[Objective] Return every row below word for word, but leave out the pictures.

[Data records]
┄┄┄┄┄┄

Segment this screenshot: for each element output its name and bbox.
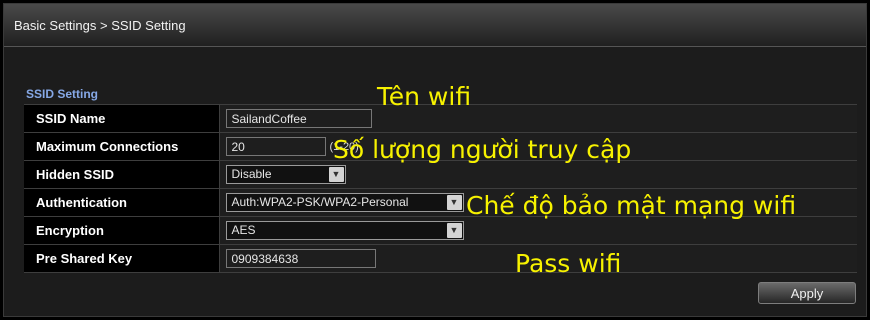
encryption-value: AES <box>231 223 256 237</box>
apply-button[interactable]: Apply <box>758 282 856 304</box>
hidden-ssid-select[interactable]: Disable ▼ <box>225 165 346 184</box>
authentication-select[interactable]: Auth:WPA2-PSK/WPA2-Personal ▼ <box>225 193 464 212</box>
ssid-settings-table: SSID Name SailandCoffee Maximum Connecti… <box>24 104 857 273</box>
pre-shared-key-input[interactable]: 0909384638 <box>225 249 376 268</box>
hidden-ssid-value: Disable <box>231 167 272 181</box>
annotation-authentication: Chế độ bảo mật mạng wifi <box>466 191 797 220</box>
authentication-value: Auth:WPA2-PSK/WPA2-Personal <box>231 195 409 209</box>
authentication-label: Authentication <box>24 188 220 217</box>
row-encryption: Encryption AES ▼ <box>24 216 857 245</box>
chevron-down-icon: ▼ <box>446 195 462 210</box>
chevron-down-icon: ▼ <box>446 223 462 238</box>
ssid-name-input[interactable]: SailandCoffee <box>225 109 372 128</box>
pre-shared-key-label: Pre Shared Key <box>24 244 220 273</box>
row-hidden-ssid: Hidden SSID Disable ▼ <box>24 160 857 189</box>
encryption-label: Encryption <box>24 216 220 245</box>
chevron-down-icon: ▼ <box>328 167 344 182</box>
annotation-ssid: Tên wifi <box>377 82 472 111</box>
breadcrumb: Basic Settings > SSID Setting <box>14 18 186 33</box>
ssid-name-label: SSID Name <box>24 104 220 133</box>
annotation-pre-shared-key: Pass wifi <box>515 249 622 278</box>
annotation-max-connections: Số lượng người truy cập <box>333 135 632 164</box>
hidden-ssid-label: Hidden SSID <box>24 160 220 189</box>
title-bar: Basic Settings > SSID Setting <box>4 4 866 47</box>
encryption-select[interactable]: AES ▼ <box>225 221 464 240</box>
row-pre-shared-key: Pre Shared Key 0909384638 <box>24 244 857 273</box>
max-connections-input[interactable]: 20 <box>225 137 326 156</box>
section-title: SSID Setting <box>26 87 99 101</box>
max-connections-label: Maximum Connections <box>24 132 220 161</box>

┄┄┄┄┄┄

[Task answer]
Segment this screenshot: for each element output its name and bbox.
encryption-value: AES <box>231 223 256 237</box>
apply-button[interactable]: Apply <box>758 282 856 304</box>
hidden-ssid-select[interactable]: Disable ▼ <box>225 165 346 184</box>
authentication-select[interactable]: Auth:WPA2-PSK/WPA2-Personal ▼ <box>225 193 464 212</box>
ssid-settings-table: SSID Name SailandCoffee Maximum Connecti… <box>24 104 857 273</box>
pre-shared-key-input[interactable]: 0909384638 <box>225 249 376 268</box>
hidden-ssid-value: Disable <box>231 167 272 181</box>
annotation-authentication: Chế độ bảo mật mạng wifi <box>466 191 797 220</box>
authentication-value: Auth:WPA2-PSK/WPA2-Personal <box>231 195 409 209</box>
authentication-label: Authentication <box>24 188 220 217</box>
row-encryption: Encryption AES ▼ <box>24 216 857 245</box>
chevron-down-icon: ▼ <box>446 195 462 210</box>
chevron-down-icon: ▼ <box>446 223 462 238</box>
ssid-name-input[interactable]: SailandCoffee <box>225 109 372 128</box>
pre-shared-key-label: Pre Shared Key <box>24 244 220 273</box>
row-hidden-ssid: Hidden SSID Disable ▼ <box>24 160 857 189</box>
encryption-label: Encryption <box>24 216 220 245</box>
chevron-down-icon: ▼ <box>328 167 344 182</box>
annotation-ssid: Tên wifi <box>377 82 472 111</box>
breadcrumb: Basic Settings > SSID Setting <box>14 18 186 33</box>
ssid-name-label: SSID Name <box>24 104 220 133</box>
annotation-pre-shared-key: Pass wifi <box>515 249 622 278</box>
annotation-max-connections: Số lượng người truy cập <box>333 135 632 164</box>
hidden-ssid-label: Hidden SSID <box>24 160 220 189</box>
title-bar: Basic Settings > SSID Setting <box>4 4 866 47</box>
encryption-select[interactable]: AES ▼ <box>225 221 464 240</box>
row-pre-shared-key: Pre Shared Key 0909384638 <box>24 244 857 273</box>
max-connections-input[interactable]: 20 <box>225 137 326 156</box>
section-title: SSID Setting <box>26 87 99 101</box>
max-connections-label: Maximum Connections <box>24 132 220 161</box>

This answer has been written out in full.